Figure contents as structured data
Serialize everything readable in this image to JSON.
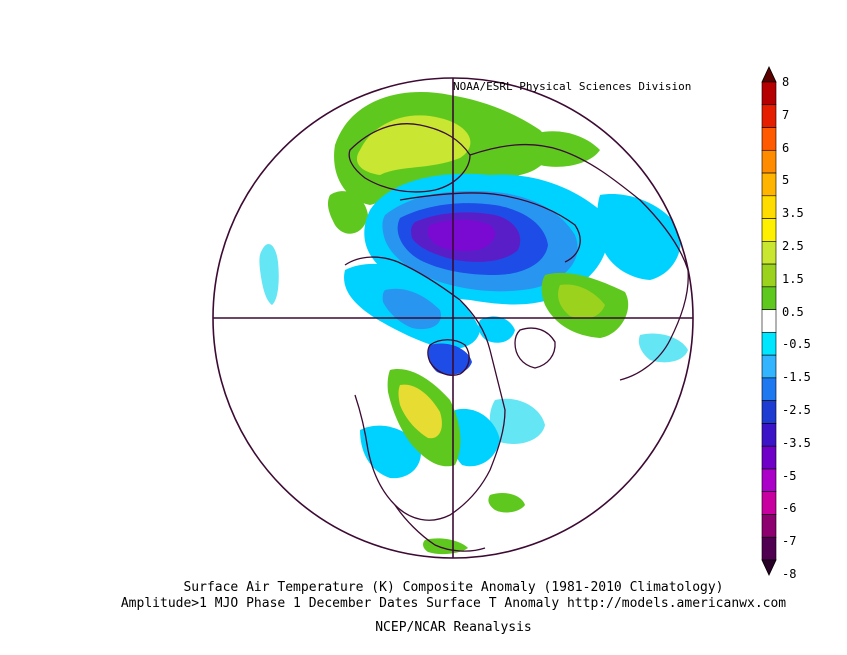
{
  "credit": "NOAA/ESRL Physical Sciences Division",
  "caption": {
    "line1": "Surface Air Temperature (K) Composite Anomaly (1981-2010 Climatology)",
    "line2": "Amplitude>1 MJO Phase 1 December Dates Surface T Anomaly http://models.americanwx.com",
    "line3": "NCEP/NCAR Reanalysis"
  },
  "colorbar": {
    "labels": [
      "8",
      "7",
      "6",
      "5",
      "3.5",
      "2.5",
      "1.5",
      "0.5",
      "-0.5",
      "-1.5",
      "-2.5",
      "-3.5",
      "-5",
      "-6",
      "-7",
      "-8"
    ],
    "colors": [
      "#5c0000",
      "#b40000",
      "#e61e00",
      "#ff5a00",
      "#ff8c00",
      "#ffb400",
      "#ffdc00",
      "#fff000",
      "#c8e632",
      "#9ad21e",
      "#5fc81e",
      "#ffffff",
      "#00e6ff",
      "#32b4ff",
      "#1e78f0",
      "#1e3cd2",
      "#3c14c8",
      "#6e00c8",
      "#aa00c8",
      "#c800a0",
      "#8c0070",
      "#500050",
      "#280028"
    ]
  },
  "palette": {
    "map_outline": "#3c0a32",
    "warm_light": "#c8e632",
    "warm_mid": "#5fc81e",
    "warm_yellow": "#e6dc32",
    "cool_light": "#64e6f5",
    "cool_cyan": "#00d2ff",
    "cool_blue": "#2896f0",
    "cool_deep": "#1e4ce6",
    "cool_purple": "#5a1ec8",
    "cool_violet": "#7a0ad2"
  }
}
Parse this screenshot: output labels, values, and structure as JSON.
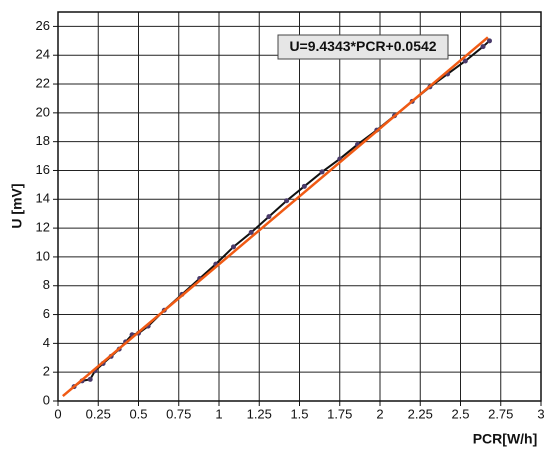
{
  "chart_data": {
    "type": "line",
    "x_label": "PCR[W/h]",
    "y_label": "U [mV]",
    "annotation": "U=9.4343*PCR+0.0542",
    "xlim": [
      0,
      3
    ],
    "ylim": [
      0,
      27
    ],
    "xticks": [
      0,
      0.25,
      0.5,
      0.75,
      1,
      1.25,
      1.5,
      1.75,
      2,
      2.25,
      2.5,
      2.75,
      3
    ],
    "yticks": [
      0,
      2,
      4,
      6,
      8,
      10,
      12,
      14,
      16,
      18,
      20,
      22,
      24,
      26
    ],
    "grid": true,
    "series": [
      {
        "color": "#111111",
        "marker_color": "#4a3a6a",
        "x": [
          0.1,
          0.15,
          0.2,
          0.23,
          0.28,
          0.33,
          0.38,
          0.42,
          0.46,
          0.5,
          0.56,
          0.66,
          0.77,
          0.88,
          0.98,
          1.09,
          1.2,
          1.31,
          1.42,
          1.53,
          1.64,
          1.75,
          1.86,
          1.98,
          2.09,
          2.2,
          2.31,
          2.42,
          2.53,
          2.64,
          2.68
        ],
        "values": [
          1.0,
          1.4,
          1.5,
          2.1,
          2.6,
          3.1,
          3.6,
          4.1,
          4.6,
          4.7,
          5.2,
          6.3,
          7.4,
          8.5,
          9.5,
          10.7,
          11.7,
          12.8,
          13.9,
          14.9,
          15.9,
          16.8,
          17.8,
          18.8,
          19.8,
          20.8,
          21.8,
          22.7,
          23.6,
          24.6,
          25.0
        ]
      },
      {
        "color": "#f05a14",
        "x": [
          0.03,
          2.67
        ],
        "values": [
          0.34,
          25.24
        ]
      }
    ]
  }
}
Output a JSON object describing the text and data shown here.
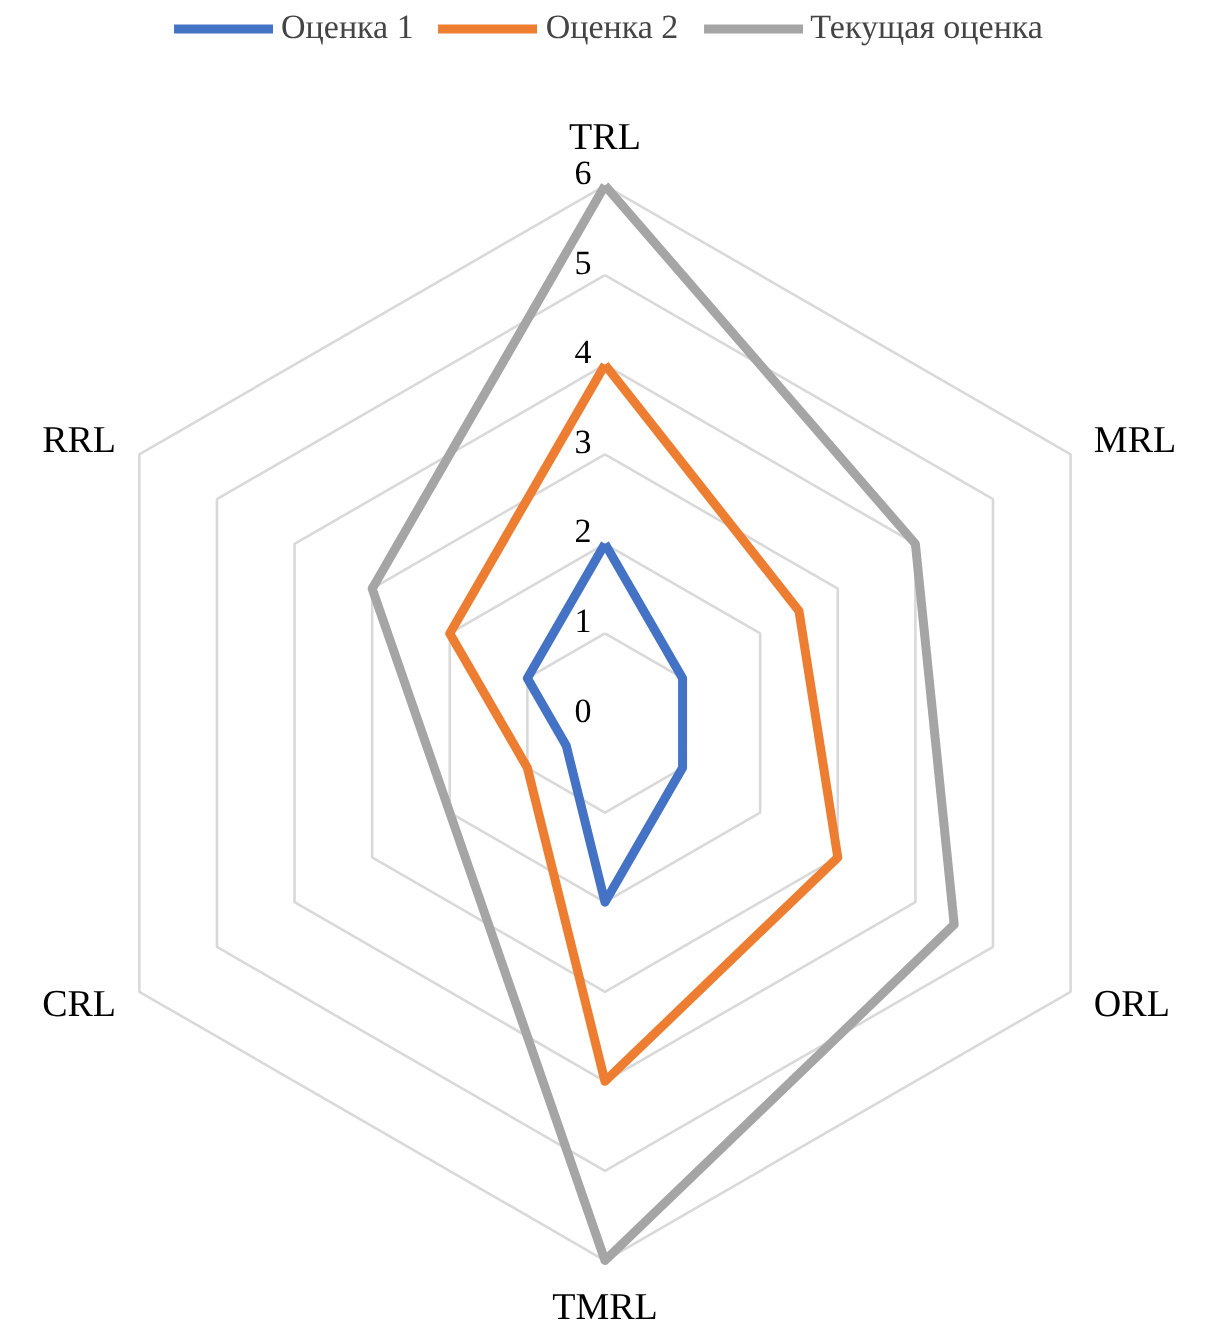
{
  "chart_data": {
    "type": "radar",
    "categories": [
      "TRL",
      "MRL",
      "ORL",
      "TMRL",
      "CRL",
      "RRL"
    ],
    "series": [
      {
        "name": "Оценка 1",
        "color": "#4472c4",
        "values": [
          2,
          1,
          1,
          2,
          0.5,
          1
        ]
      },
      {
        "name": "Оценка 2",
        "color": "#ed7d31",
        "values": [
          4,
          2.5,
          3,
          4,
          1,
          2
        ]
      },
      {
        "name": "Текущая оценка",
        "color": "#a5a5a5",
        "values": [
          6,
          4,
          4.5,
          6,
          2,
          3
        ]
      }
    ],
    "ylim": [
      0,
      6
    ],
    "yticks": [
      0,
      1,
      2,
      3,
      4,
      5,
      6
    ],
    "grid": true,
    "legend": "top"
  }
}
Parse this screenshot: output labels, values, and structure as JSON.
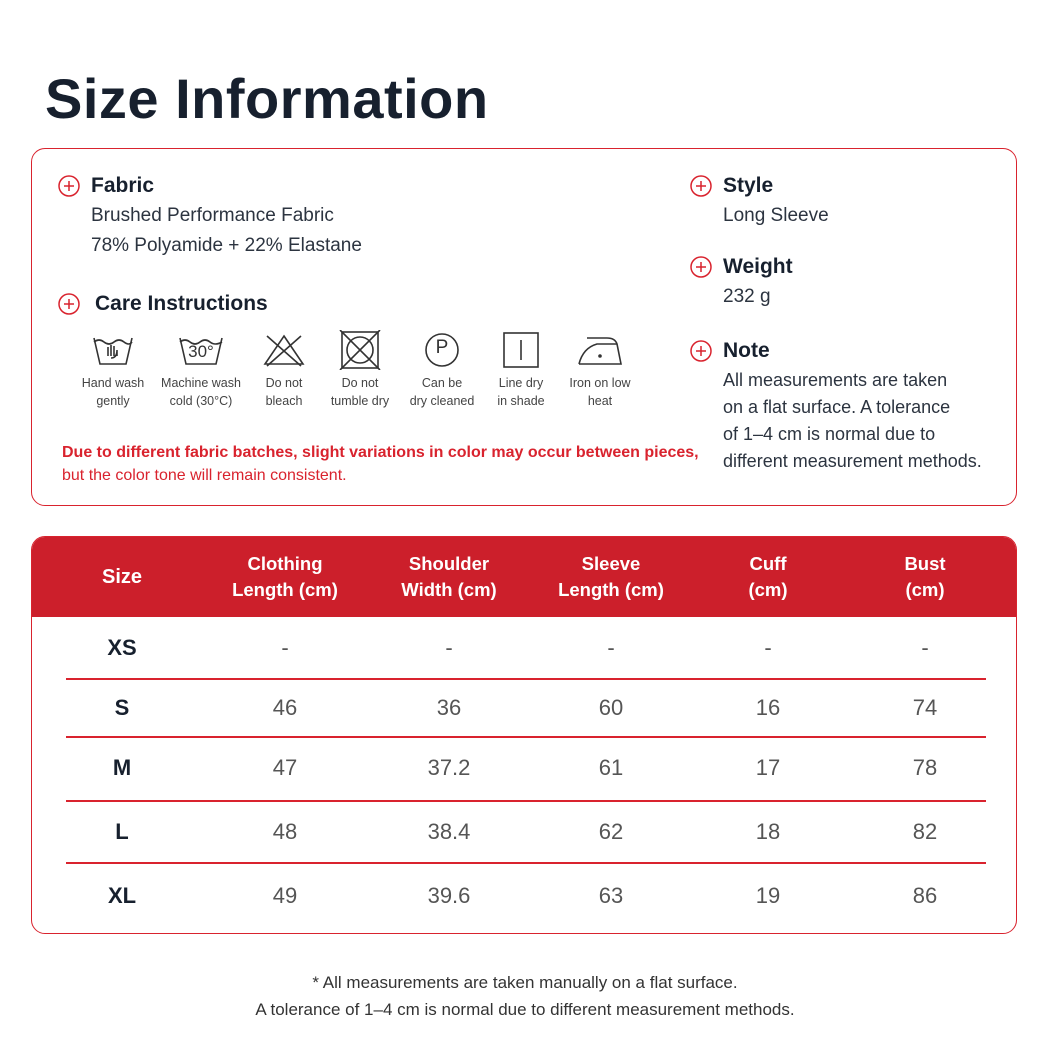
{
  "header": {
    "title": "Size Information"
  },
  "info": {
    "fabric": {
      "heading": "Fabric",
      "lines": [
        "Brushed Performance Fabric",
        "78% Polyamide + 22% Elastane"
      ]
    },
    "care": {
      "heading": "Care Instructions",
      "items": [
        {
          "lines": [
            "Hand wash",
            "gently"
          ]
        },
        {
          "symbol": "30°",
          "lines": [
            "Machine wash",
            "cold (30°C)"
          ]
        },
        {
          "lines": [
            "Do not",
            "bleach"
          ]
        },
        {
          "lines": [
            "Do not",
            "tumble dry"
          ]
        },
        {
          "symbol": "P",
          "lines": [
            "Can be",
            "dry cleaned"
          ]
        },
        {
          "lines": [
            "Line dry",
            "in shade"
          ]
        },
        {
          "lines": [
            "Iron on low",
            "heat"
          ]
        }
      ]
    },
    "notice": [
      "Due to different fabric batches, slight variations in color may occur between pieces,",
      "but the color tone will remain consistent."
    ],
    "style": {
      "heading": "Style",
      "lines": [
        "Long Sleeve"
      ]
    },
    "weight": {
      "heading": "Weight",
      "lines": [
        "232 g"
      ]
    },
    "note": {
      "heading": "Note",
      "lines": [
        "All measurements are taken",
        "on a flat surface. A tolerance",
        "of 1–4 cm is normal due to",
        "different measurement methods."
      ]
    }
  },
  "table": {
    "headers": [
      [
        "Size"
      ],
      [
        "Clothing",
        "Length (cm)"
      ],
      [
        "Shoulder",
        "Width (cm)"
      ],
      [
        "Sleeve",
        "Length (cm)"
      ],
      [
        "Cuff",
        "(cm)"
      ],
      [
        "Bust",
        "(cm)"
      ]
    ],
    "rows": [
      [
        "XS",
        "-",
        "-",
        "-",
        "-",
        "-"
      ],
      [
        "S",
        46,
        36,
        60,
        16,
        74
      ],
      [
        "M",
        47,
        37.2,
        61,
        17,
        78
      ],
      [
        "L",
        48,
        38.4,
        62,
        18,
        82
      ],
      [
        "XL",
        49,
        39.6,
        63,
        19,
        86
      ]
    ]
  },
  "footnote": [
    "* All measurements are taken manually on a flat surface.",
    "A tolerance of 1–4 cm is normal due to different measurement methods."
  ]
}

*What needs to be done:* Repeat the records above exactly, leaving out the pictures.

*Answer to the exercise:*
Serialize everything readable in this image to JSON.
{
  "credit": "NOAA/ESRL Physical Sciences Division",
  "caption": {
    "line1": "Surface Air Temperature (K) Composite Anomaly (1981-2010 Climatology)",
    "line2": "Amplitude>1 MJO Phase 1 December Dates Surface T Anomaly http://models.americanwx.com",
    "line3": "NCEP/NCAR Reanalysis"
  },
  "colorbar": {
    "labels": [
      "8",
      "7",
      "6",
      "5",
      "3.5",
      "2.5",
      "1.5",
      "0.5",
      "-0.5",
      "-1.5",
      "-2.5",
      "-3.5",
      "-5",
      "-6",
      "-7",
      "-8"
    ],
    "colors": [
      "#5c0000",
      "#b40000",
      "#e61e00",
      "#ff5a00",
      "#ff8c00",
      "#ffb400",
      "#ffdc00",
      "#fff000",
      "#c8e632",
      "#9ad21e",
      "#5fc81e",
      "#ffffff",
      "#00e6ff",
      "#32b4ff",
      "#1e78f0",
      "#1e3cd2",
      "#3c14c8",
      "#6e00c8",
      "#aa00c8",
      "#c800a0",
      "#8c0070",
      "#500050",
      "#280028"
    ]
  },
  "palette": {
    "map_outline": "#3c0a32",
    "warm_light": "#c8e632",
    "warm_mid": "#5fc81e",
    "warm_yellow": "#e6dc32",
    "cool_light": "#64e6f5",
    "cool_cyan": "#00d2ff",
    "cool_blue": "#2896f0",
    "cool_deep": "#1e4ce6",
    "cool_purple": "#5a1ec8",
    "cool_violet": "#7a0ad2"
  }
}
Parse this screenshot: output labels, values, and structure as JSON.
{
  "chart_data": {
    "type": "line",
    "x_label": "PCR[W/h]",
    "y_label": "U [mV]",
    "annotation": "U=9.4343*PCR+0.0542",
    "xlim": [
      0,
      3
    ],
    "ylim": [
      0,
      27
    ],
    "xticks": [
      0,
      0.25,
      0.5,
      0.75,
      1,
      1.25,
      1.5,
      1.75,
      2,
      2.25,
      2.5,
      2.75,
      3
    ],
    "yticks": [
      0,
      2,
      4,
      6,
      8,
      10,
      12,
      14,
      16,
      18,
      20,
      22,
      24,
      26
    ],
    "grid": true,
    "series": [
      {
        "color": "#111111",
        "marker_color": "#4a3a6a",
        "x": [
          0.1,
          0.15,
          0.2,
          0.23,
          0.28,
          0.33,
          0.38,
          0.42,
          0.46,
          0.5,
          0.56,
          0.66,
          0.77,
          0.88,
          0.98,
          1.09,
          1.2,
          1.31,
          1.42,
          1.53,
          1.64,
          1.75,
          1.86,
          1.98,
          2.09,
          2.2,
          2.31,
          2.42,
          2.53,
          2.64,
          2.68
        ],
        "values": [
          1.0,
          1.4,
          1.5,
          2.1,
          2.6,
          3.1,
          3.6,
          4.1,
          4.6,
          4.7,
          5.2,
          6.3,
          7.4,
          8.5,
          9.5,
          10.7,
          11.7,
          12.8,
          13.9,
          14.9,
          15.9,
          16.8,
          17.8,
          18.8,
          19.8,
          20.8,
          21.8,
          22.7,
          23.6,
          24.6,
          25.0
        ]
      },
      {
        "color": "#f05a14",
        "x": [
          0.03,
          2.67
        ],
        "values": [
          0.34,
          25.24
        ]
      }
    ]
  }
}
Output a JSON object describing the text and data shown here.
{
  "chart_data": {
    "type": "radar",
    "categories": [
      "TRL",
      "MRL",
      "ORL",
      "TMRL",
      "CRL",
      "RRL"
    ],
    "series": [
      {
        "name": "Оценка 1",
        "color": "#4472c4",
        "values": [
          2,
          1,
          1,
          2,
          0.5,
          1
        ]
      },
      {
        "name": "Оценка 2",
        "color": "#ed7d31",
        "values": [
          4,
          2.5,
          3,
          4,
          1,
          2
        ]
      },
      {
        "name": "Текущая оценка",
        "color": "#a5a5a5",
        "values": [
          6,
          4,
          4.5,
          6,
          2,
          3
        ]
      }
    ],
    "ylim": [
      0,
      6
    ],
    "yticks": [
      0,
      1,
      2,
      3,
      4,
      5,
      6
    ],
    "grid": true,
    "legend": "top"
  }
}
Parse this screenshot: output labels, values, and structure as JSON.
{
  "header": {
    "title": "Size Information"
  },
  "info": {
    "fabric": {
      "heading": "Fabric",
      "lines": [
        "Brushed Performance Fabric",
        "78% Polyamide + 22% Elastane"
      ]
    },
    "care": {
      "heading": "Care Instructions",
      "items": [
        {
          "lines": [
            "Hand wash",
            "gently"
          ]
        },
        {
          "symbol": "30°",
          "lines": [
            "Machine wash",
            "cold (30°C)"
          ]
        },
        {
          "lines": [
            "Do not",
            "bleach"
          ]
        },
        {
          "lines": [
            "Do not",
            "tumble dry"
          ]
        },
        {
          "symbol": "P",
          "lines": [
            "Can be",
            "dry cleaned"
          ]
        },
        {
          "lines": [
            "Line dry",
            "in shade"
          ]
        },
        {
          "lines": [
            "Iron on low",
            "heat"
          ]
        }
      ]
    },
    "notice": [
      "Due to different fabric batches, slight variations in color may occur between pieces,",
      "but the color tone will remain consistent."
    ],
    "style": {
      "heading": "Style",
      "lines": [
        "Long Sleeve"
      ]
    },
    "weight": {
      "heading": "Weight",
      "lines": [
        "232 g"
      ]
    },
    "note": {
      "heading": "Note",
      "lines": [
        "All measurements are taken",
        "on a flat surface. A tolerance",
        "of 1–4 cm is normal due to",
        "different measurement methods."
      ]
    }
  },
  "table": {
    "headers": [
      [
        "Size"
      ],
      [
        "Clothing",
        "Length (cm)"
      ],
      [
        "Shoulder",
        "Width (cm)"
      ],
      [
        "Sleeve",
        "Length (cm)"
      ],
      [
        "Cuff",
        "(cm)"
      ],
      [
        "Bust",
        "(cm)"
      ]
    ],
    "rows": [
      [
        "XS",
        "-",
        "-",
        "-",
        "-",
        "-"
      ],
      [
        "S",
        46,
        36,
        60,
        16,
        74
      ],
      [
        "M",
        47,
        37.2,
        61,
        17,
        78
      ],
      [
        "L",
        48,
        38.4,
        62,
        18,
        82
      ],
      [
        "XL",
        49,
        39.6,
        63,
        19,
        86
      ]
    ]
  },
  "footnote": [
    "* All measurements are taken manually on a flat surface.",
    "A tolerance of 1–4 cm is normal due to different measurement methods."
  ]
}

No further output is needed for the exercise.